Look for "computadores" in each line of the entries, and return the matching lines.

**Extracted information:**
▶
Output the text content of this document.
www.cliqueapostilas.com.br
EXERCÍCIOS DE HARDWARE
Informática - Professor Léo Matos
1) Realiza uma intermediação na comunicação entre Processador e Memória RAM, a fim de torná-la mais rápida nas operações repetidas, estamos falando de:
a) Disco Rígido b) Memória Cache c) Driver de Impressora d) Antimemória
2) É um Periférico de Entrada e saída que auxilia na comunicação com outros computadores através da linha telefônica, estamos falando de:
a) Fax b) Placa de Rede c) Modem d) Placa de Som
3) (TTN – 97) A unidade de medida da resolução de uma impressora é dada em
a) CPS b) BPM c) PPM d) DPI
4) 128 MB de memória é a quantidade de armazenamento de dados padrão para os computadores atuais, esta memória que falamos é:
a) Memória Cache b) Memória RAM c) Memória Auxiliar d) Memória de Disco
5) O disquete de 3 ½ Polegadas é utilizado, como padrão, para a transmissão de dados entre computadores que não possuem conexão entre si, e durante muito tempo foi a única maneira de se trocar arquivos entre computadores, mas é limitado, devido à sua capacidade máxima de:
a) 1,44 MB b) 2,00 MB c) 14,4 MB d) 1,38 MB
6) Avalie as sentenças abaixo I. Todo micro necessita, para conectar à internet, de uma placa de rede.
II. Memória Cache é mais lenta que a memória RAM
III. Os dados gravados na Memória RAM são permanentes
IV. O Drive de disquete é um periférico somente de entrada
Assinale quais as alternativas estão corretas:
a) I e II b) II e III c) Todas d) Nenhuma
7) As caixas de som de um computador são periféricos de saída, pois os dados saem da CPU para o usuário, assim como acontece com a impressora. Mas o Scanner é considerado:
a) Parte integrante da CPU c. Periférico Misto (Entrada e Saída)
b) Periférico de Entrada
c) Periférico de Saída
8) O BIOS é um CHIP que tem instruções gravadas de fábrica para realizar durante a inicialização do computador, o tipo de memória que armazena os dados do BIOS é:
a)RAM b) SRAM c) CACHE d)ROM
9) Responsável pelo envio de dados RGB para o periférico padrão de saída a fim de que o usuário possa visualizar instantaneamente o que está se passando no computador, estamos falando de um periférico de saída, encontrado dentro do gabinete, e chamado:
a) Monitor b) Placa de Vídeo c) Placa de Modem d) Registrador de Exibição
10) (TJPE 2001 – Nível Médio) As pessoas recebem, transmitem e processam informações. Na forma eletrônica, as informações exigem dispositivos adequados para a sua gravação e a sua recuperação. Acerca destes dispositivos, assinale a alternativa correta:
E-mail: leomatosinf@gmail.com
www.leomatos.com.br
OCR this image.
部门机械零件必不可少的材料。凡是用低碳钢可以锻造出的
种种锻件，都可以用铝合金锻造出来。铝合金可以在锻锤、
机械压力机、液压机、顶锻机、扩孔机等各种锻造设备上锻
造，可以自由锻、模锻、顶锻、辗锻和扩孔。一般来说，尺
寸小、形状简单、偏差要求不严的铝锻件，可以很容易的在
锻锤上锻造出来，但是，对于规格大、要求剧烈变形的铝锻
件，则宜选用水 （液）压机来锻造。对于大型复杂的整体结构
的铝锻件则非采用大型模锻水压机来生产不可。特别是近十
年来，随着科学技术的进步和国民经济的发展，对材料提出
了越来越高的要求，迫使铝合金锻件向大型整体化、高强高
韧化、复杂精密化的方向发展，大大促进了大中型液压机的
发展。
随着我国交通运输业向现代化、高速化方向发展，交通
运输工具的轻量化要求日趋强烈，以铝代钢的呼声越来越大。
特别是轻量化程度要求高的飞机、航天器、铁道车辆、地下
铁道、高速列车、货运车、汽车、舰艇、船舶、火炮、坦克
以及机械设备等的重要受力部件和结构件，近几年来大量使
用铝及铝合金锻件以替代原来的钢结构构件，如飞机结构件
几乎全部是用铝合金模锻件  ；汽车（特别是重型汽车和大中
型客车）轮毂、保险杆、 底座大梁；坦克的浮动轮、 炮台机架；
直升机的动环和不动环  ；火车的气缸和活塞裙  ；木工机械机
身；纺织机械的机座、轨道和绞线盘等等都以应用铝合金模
◀
**Output of the exercise:**
2) É um Periférico de Entrada e saída que auxilia na comunicação com outros computadores através da linha telefônica, estamos falando de:
4) 128 MB de memória é a quantidade de armazenamento de dados padrão para os computadores atuais, esta memória que falamos é:
5) O disquete de 3 ½ Polegadas é utilizado, como padrão, para a transmissão de dados entre computadores que não possuem conexão entre si, e durante muito tempo foi a única maneira de se trocar arquivos entre computadores, mas é limitado, devido à sua capacidade máxima de:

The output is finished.